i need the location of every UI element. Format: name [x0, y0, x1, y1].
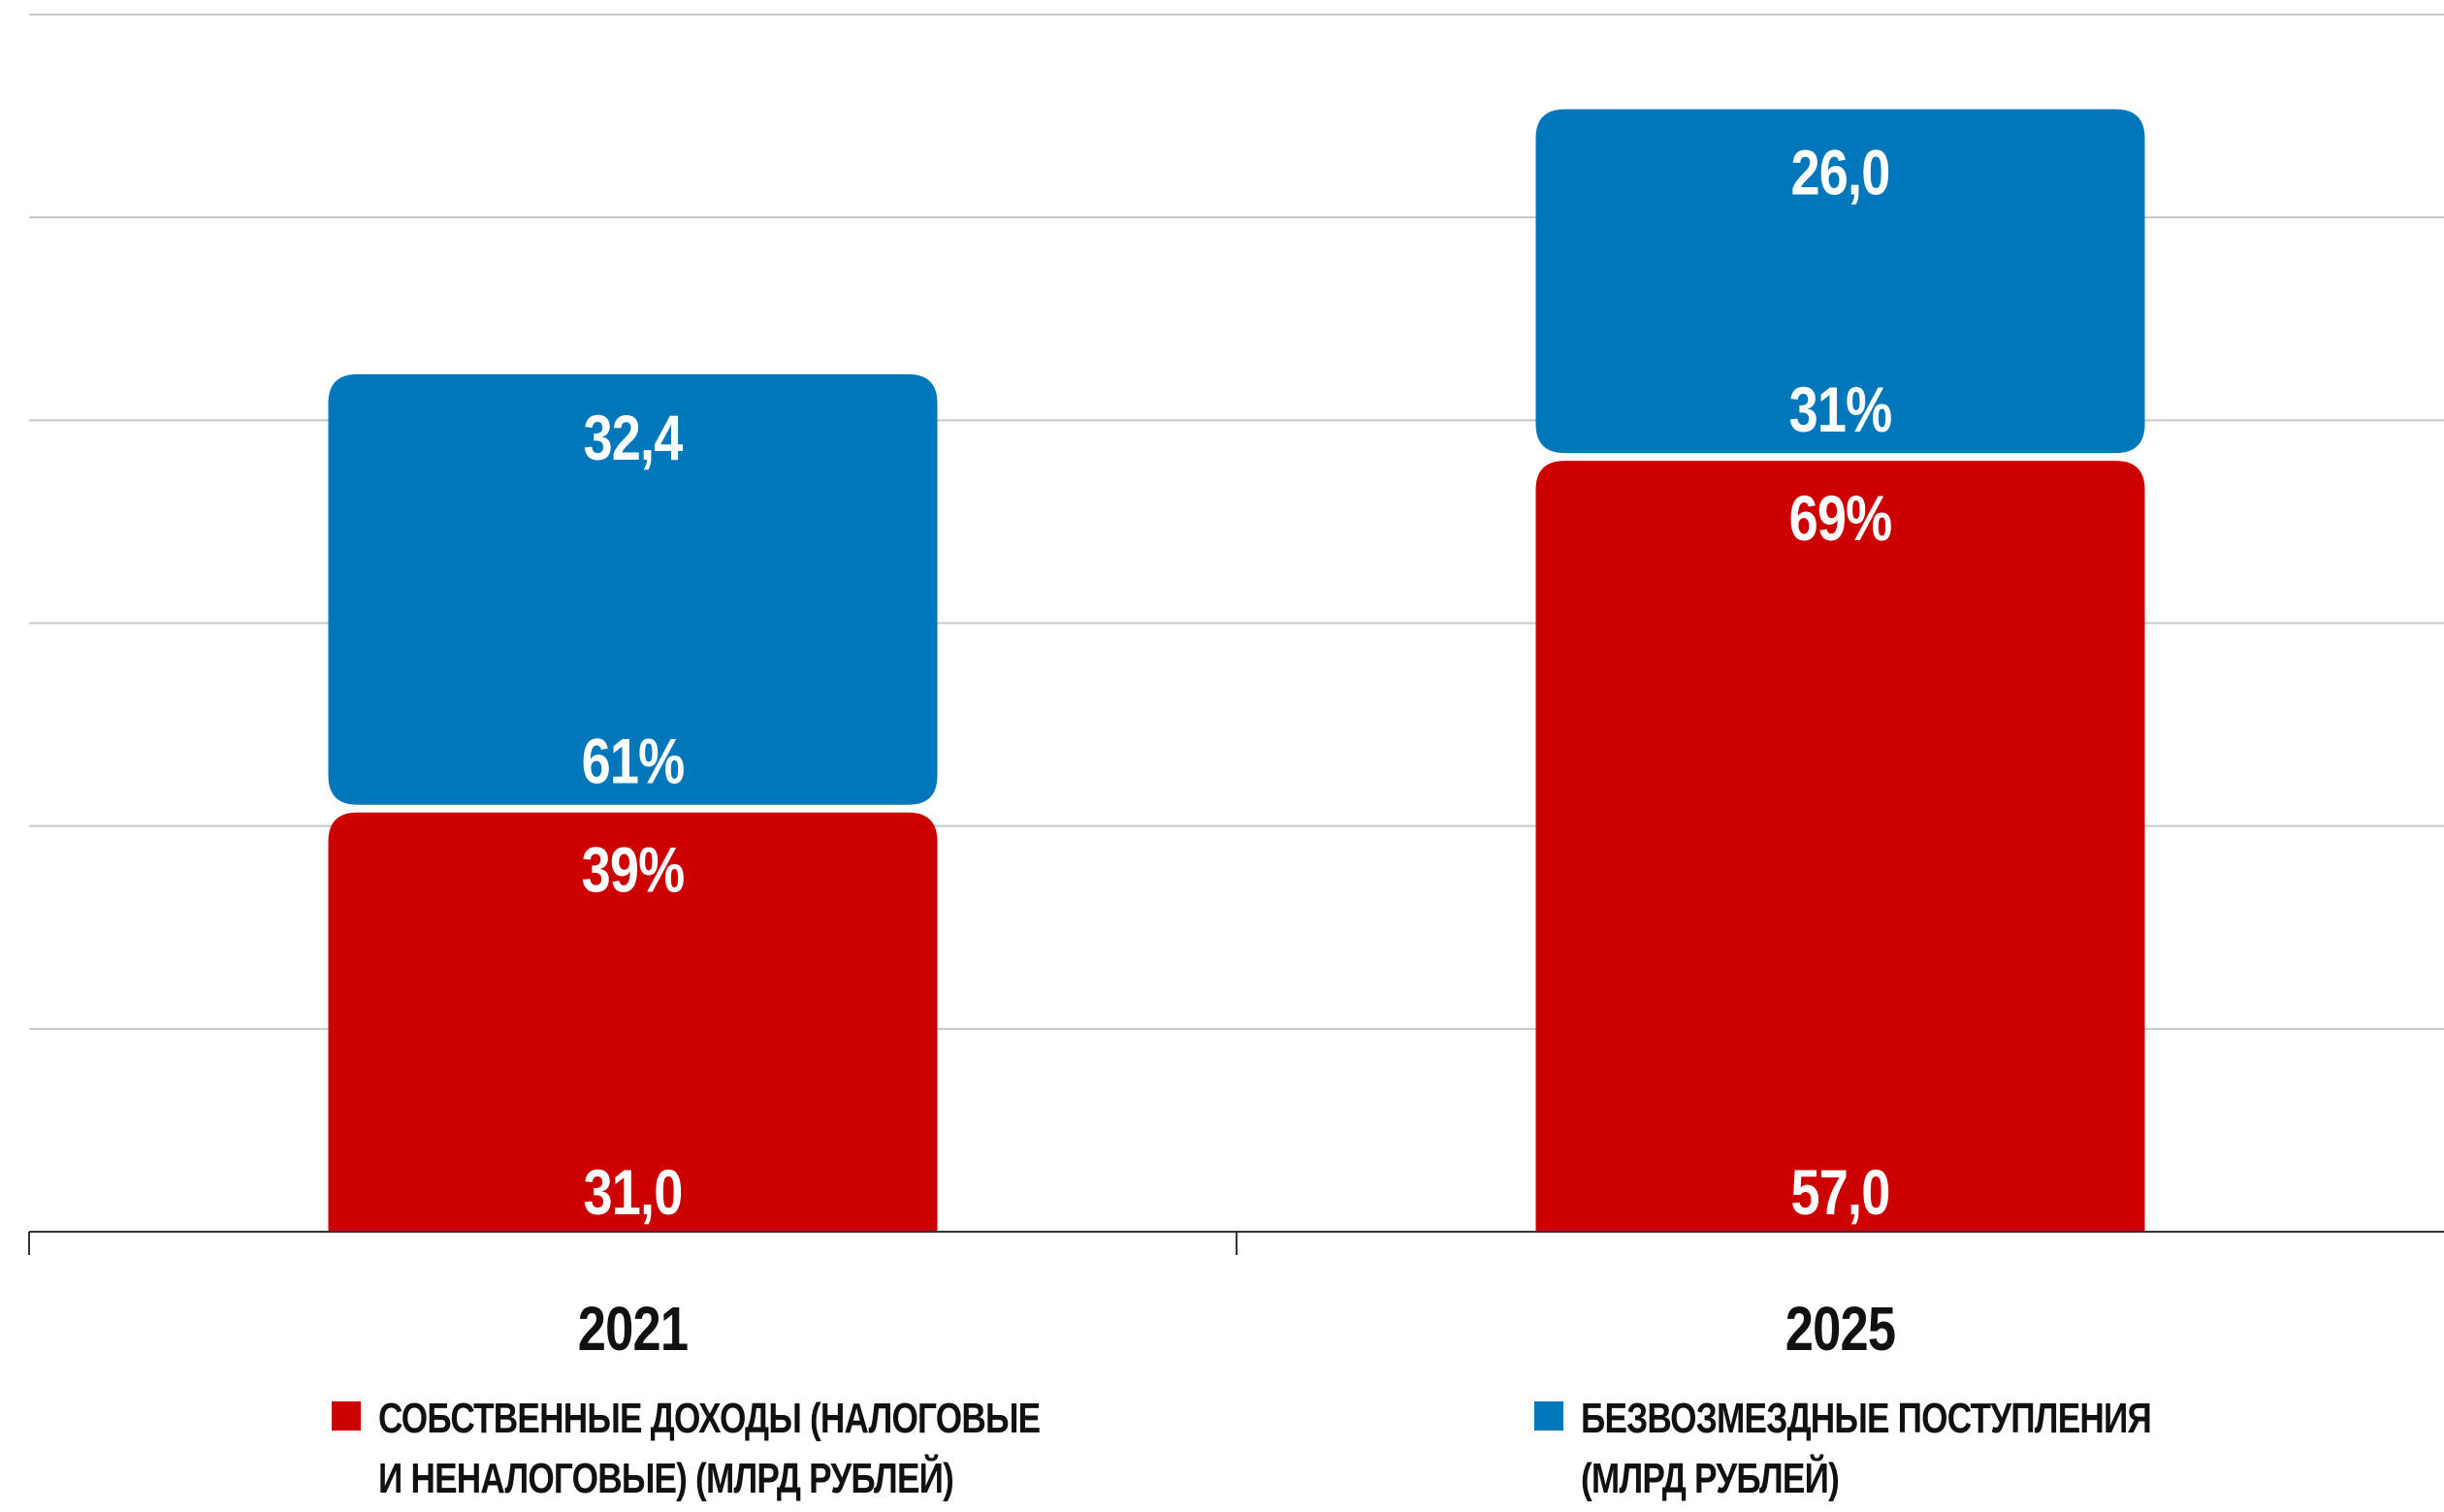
- data-label-transfers-2021: 32,4: [583, 402, 683, 473]
- bar-transfers-2021: [328, 373, 938, 805]
- legend-label-own-revenue: СОБСТВЕННЫЕ ДОХОДЫ (НАЛОГОВЫЕ И НЕНАЛОГО…: [378, 1389, 1041, 1509]
- legend-line: И НЕНАЛОГОВЫЕ) (МЛРД РУБЛЕЙ): [378, 1455, 954, 1502]
- share-label-own-revenue-2025: 69%: [1789, 482, 1892, 554]
- share-label-own-revenue-2021: 39%: [582, 834, 685, 906]
- legend-swatch-blue: [1534, 1401, 1563, 1431]
- x-tick-label-2025: 2025: [1785, 1295, 1895, 1364]
- legend-line: (МЛРД РУБЛЕЙ): [1581, 1455, 1840, 1502]
- legend-item-transfers: БЕЗВОЗМЕЗДНЫЕ ПОСТУПЛЕНИЯ (МЛРД РУБЛЕЙ): [1534, 1389, 2294, 1509]
- legend-item-own-revenue: СОБСТВЕННЫЕ ДОХОДЫ (НАЛОГОВЫЕ И НЕНАЛОГО…: [332, 1389, 1206, 1509]
- legend-line: СОБСТВЕННЫЕ ДОХОДЫ (НАЛОГОВЫЕ: [378, 1395, 1041, 1442]
- x-tick-label-2021: 2021: [578, 1295, 688, 1364]
- data-label-own-revenue-2021: 31,0: [583, 1156, 682, 1228]
- bar-own-revenue-2025: [1535, 461, 2145, 1233]
- legend-label-transfers: БЕЗВОЗМЕЗДНЫЕ ПОСТУПЛЕНИЯ (МЛРД РУБЛЕЙ): [1581, 1389, 2152, 1509]
- bar-transfers-2025: [1535, 109, 2145, 454]
- data-label-transfers-2025: 26,0: [1790, 136, 1889, 208]
- legend-swatch-red: [332, 1401, 361, 1431]
- legend-line: БЕЗВОЗМЕЗДНЫЕ ПОСТУПЛЕНИЯ: [1581, 1395, 2152, 1442]
- data-label-own-revenue-2025: 57,0: [1790, 1156, 1889, 1228]
- share-label-transfers-2025: 31%: [1789, 373, 1892, 445]
- bar-own-revenue-2021: [328, 812, 938, 1232]
- share-label-transfers-2021: 61%: [582, 725, 685, 797]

•••••

Direction: Can you write out the items above again, swapping every "legend-line" for "legend-text" and changing nothing else? Leave the pictures out.

Answer to the exercise:
i need the location of every UI element. Format: name [x0, y0, x1, y1].
- data-label-transfers-2021: 32,4: [583, 402, 683, 473]
- bar-transfers-2021: [328, 373, 938, 805]
- legend-label-own-revenue: СОБСТВЕННЫЕ ДОХОДЫ (НАЛОГОВЫЕ И НЕНАЛОГО…: [378, 1389, 1041, 1509]
- legend-text: И НЕНАЛОГОВЫЕ) (МЛРД РУБЛЕЙ): [378, 1455, 954, 1502]
- share-label-own-revenue-2025: 69%: [1789, 482, 1892, 554]
- share-label-own-revenue-2021: 39%: [582, 834, 685, 906]
- legend-swatch-blue: [1534, 1401, 1563, 1431]
- x-tick-label-2025: 2025: [1785, 1295, 1895, 1364]
- legend-text: (МЛРД РУБЛЕЙ): [1581, 1455, 1840, 1502]
- legend-item-transfers: БЕЗВОЗМЕЗДНЫЕ ПОСТУПЛЕНИЯ (МЛРД РУБЛЕЙ): [1534, 1389, 2294, 1509]
- legend-item-own-revenue: СОБСТВЕННЫЕ ДОХОДЫ (НАЛОГОВЫЕ И НЕНАЛОГО…: [332, 1389, 1206, 1509]
- legend-text: СОБСТВЕННЫЕ ДОХОДЫ (НАЛОГОВЫЕ: [378, 1395, 1041, 1442]
- x-tick-label-2021: 2021: [578, 1295, 688, 1364]
- data-label-own-revenue-2021: 31,0: [583, 1156, 682, 1228]
- bar-own-revenue-2025: [1535, 461, 2145, 1233]
- legend-label-transfers: БЕЗВОЗМЕЗДНЫЕ ПОСТУПЛЕНИЯ (МЛРД РУБЛЕЙ): [1581, 1389, 2152, 1509]
- bar-transfers-2025: [1535, 109, 2145, 454]
- data-label-transfers-2025: 26,0: [1790, 136, 1889, 208]
- legend-swatch-red: [332, 1401, 361, 1431]
- legend-text: БЕЗВОЗМЕЗДНЫЕ ПОСТУПЛЕНИЯ: [1581, 1395, 2152, 1442]
- data-label-own-revenue-2025: 57,0: [1790, 1156, 1889, 1228]
- share-label-transfers-2025: 31%: [1789, 373, 1892, 445]
- bar-own-revenue-2021: [328, 812, 938, 1232]
- share-label-transfers-2021: 61%: [582, 725, 685, 797]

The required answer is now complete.